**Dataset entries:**
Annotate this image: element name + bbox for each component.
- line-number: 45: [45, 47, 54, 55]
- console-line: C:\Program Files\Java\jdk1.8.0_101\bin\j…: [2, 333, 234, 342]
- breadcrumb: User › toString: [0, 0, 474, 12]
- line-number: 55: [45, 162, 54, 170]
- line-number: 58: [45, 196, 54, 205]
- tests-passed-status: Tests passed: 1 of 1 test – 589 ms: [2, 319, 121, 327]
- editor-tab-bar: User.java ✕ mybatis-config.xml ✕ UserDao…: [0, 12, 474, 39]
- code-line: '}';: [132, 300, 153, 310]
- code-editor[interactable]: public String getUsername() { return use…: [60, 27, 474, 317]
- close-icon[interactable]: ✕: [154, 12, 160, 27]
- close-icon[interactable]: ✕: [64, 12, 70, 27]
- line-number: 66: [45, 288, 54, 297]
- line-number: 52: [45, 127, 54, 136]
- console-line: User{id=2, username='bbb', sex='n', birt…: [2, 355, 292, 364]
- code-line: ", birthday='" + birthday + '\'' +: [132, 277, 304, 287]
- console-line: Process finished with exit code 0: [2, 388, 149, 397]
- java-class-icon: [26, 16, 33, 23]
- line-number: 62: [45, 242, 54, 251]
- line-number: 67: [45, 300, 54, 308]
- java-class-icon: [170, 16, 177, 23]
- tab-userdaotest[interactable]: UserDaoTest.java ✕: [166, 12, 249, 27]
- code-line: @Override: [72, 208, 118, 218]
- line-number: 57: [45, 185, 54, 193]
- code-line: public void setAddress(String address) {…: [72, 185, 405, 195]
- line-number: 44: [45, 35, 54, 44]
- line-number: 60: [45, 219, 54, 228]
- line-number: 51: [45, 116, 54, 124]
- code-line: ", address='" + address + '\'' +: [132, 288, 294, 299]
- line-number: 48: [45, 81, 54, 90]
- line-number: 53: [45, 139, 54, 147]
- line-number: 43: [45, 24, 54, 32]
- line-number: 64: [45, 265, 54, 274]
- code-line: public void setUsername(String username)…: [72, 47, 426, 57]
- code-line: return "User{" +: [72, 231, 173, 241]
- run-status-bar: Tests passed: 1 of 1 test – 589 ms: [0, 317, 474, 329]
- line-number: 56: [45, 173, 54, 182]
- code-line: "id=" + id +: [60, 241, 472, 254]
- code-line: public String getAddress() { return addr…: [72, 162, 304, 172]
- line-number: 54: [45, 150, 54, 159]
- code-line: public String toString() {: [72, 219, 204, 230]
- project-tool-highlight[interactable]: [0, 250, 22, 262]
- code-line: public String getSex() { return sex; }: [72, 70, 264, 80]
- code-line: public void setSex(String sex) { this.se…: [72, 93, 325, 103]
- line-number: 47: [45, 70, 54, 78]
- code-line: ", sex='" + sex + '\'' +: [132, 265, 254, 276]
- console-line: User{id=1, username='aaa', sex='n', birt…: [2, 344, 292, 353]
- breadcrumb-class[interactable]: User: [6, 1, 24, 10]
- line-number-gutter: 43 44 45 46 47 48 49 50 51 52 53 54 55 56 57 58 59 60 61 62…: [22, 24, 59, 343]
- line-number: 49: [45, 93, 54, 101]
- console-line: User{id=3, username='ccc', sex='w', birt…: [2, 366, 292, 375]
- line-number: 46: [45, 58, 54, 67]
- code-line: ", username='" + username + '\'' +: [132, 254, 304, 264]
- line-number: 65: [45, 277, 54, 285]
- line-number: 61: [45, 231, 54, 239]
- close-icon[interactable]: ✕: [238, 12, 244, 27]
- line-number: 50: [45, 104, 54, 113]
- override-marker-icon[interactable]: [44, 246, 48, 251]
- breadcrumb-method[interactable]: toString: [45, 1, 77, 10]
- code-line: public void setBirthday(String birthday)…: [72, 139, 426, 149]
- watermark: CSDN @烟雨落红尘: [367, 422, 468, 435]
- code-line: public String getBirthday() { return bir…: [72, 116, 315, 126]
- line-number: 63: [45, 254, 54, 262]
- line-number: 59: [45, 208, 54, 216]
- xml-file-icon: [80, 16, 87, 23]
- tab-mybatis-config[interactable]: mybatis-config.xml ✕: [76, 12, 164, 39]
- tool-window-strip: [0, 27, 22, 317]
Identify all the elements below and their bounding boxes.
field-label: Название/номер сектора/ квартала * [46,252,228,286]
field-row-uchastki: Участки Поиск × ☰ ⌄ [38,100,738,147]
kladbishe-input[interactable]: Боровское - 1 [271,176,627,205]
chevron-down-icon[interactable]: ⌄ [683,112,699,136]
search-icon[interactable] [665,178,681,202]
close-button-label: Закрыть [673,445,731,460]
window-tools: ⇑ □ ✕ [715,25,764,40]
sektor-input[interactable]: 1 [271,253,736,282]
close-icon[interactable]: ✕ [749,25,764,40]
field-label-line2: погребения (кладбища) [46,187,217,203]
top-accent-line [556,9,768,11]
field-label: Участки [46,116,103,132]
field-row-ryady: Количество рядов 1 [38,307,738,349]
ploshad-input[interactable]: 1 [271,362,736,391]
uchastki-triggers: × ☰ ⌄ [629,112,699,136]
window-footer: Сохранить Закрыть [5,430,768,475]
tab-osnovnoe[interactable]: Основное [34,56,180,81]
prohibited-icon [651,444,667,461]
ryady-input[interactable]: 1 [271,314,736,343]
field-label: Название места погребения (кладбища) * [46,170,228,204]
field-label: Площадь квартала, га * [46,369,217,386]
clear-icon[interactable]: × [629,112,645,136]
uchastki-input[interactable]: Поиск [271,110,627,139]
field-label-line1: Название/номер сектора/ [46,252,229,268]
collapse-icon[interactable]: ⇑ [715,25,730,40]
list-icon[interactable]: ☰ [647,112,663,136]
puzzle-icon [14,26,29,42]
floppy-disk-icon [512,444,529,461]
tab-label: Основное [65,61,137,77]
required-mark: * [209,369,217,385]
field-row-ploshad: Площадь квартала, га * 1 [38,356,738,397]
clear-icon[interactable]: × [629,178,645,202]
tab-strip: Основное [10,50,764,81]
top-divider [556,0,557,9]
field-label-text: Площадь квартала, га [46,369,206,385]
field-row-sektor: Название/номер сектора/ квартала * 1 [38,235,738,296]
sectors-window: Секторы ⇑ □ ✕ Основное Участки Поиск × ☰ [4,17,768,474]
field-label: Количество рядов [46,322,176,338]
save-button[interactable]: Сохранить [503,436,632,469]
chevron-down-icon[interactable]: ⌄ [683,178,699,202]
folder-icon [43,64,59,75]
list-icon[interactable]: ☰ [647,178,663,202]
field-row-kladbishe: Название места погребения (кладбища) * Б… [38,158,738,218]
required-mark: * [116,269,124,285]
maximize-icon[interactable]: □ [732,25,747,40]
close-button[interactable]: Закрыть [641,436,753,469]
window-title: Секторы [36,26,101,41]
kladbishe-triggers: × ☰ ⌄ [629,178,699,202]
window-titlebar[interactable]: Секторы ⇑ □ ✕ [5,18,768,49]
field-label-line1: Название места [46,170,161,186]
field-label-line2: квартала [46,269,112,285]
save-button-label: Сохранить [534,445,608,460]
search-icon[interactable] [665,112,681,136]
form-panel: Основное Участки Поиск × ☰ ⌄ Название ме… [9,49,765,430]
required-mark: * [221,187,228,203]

**What you need to do:**
Copy out the items from the start of the records down to the line containing "- line-number: 57: [45, 185, 54, 193]", inclusive.

**Response to this exercise:**
Annotate this image: element name + bbox for each component.
- line-number: 45: [45, 47, 54, 55]
- console-line: C:\Program Files\Java\jdk1.8.0_101\bin\j…: [2, 333, 234, 342]
- breadcrumb: User › toString: [0, 0, 474, 12]
- line-number: 55: [45, 162, 54, 170]
- line-number: 58: [45, 196, 54, 205]
- tests-passed-status: Tests passed: 1 of 1 test – 589 ms: [2, 319, 121, 327]
- editor-tab-bar: User.java ✕ mybatis-config.xml ✕ UserDao…: [0, 12, 474, 39]
- code-line: '}';: [132, 300, 153, 310]
- code-editor[interactable]: public String getUsername() { return use…: [60, 27, 474, 317]
- close-icon[interactable]: ✕: [154, 12, 160, 27]
- close-icon[interactable]: ✕: [64, 12, 70, 27]
- line-number: 66: [45, 288, 54, 297]
- line-number: 52: [45, 127, 54, 136]
- console-line: User{id=2, username='bbb', sex='n', birt…: [2, 355, 292, 364]
- code-line: ", birthday='" + birthday + '\'' +: [132, 277, 304, 287]
- console-line: Process finished with exit code 0: [2, 388, 149, 397]
- java-class-icon: [26, 16, 33, 23]
- line-number: 62: [45, 242, 54, 251]
- line-number: 67: [45, 300, 54, 308]
- java-class-icon: [170, 16, 177, 23]
- tab-userdaotest[interactable]: UserDaoTest.java ✕: [166, 12, 249, 27]
- code-line: @Override: [72, 208, 118, 218]
- line-number: 57: [45, 185, 54, 193]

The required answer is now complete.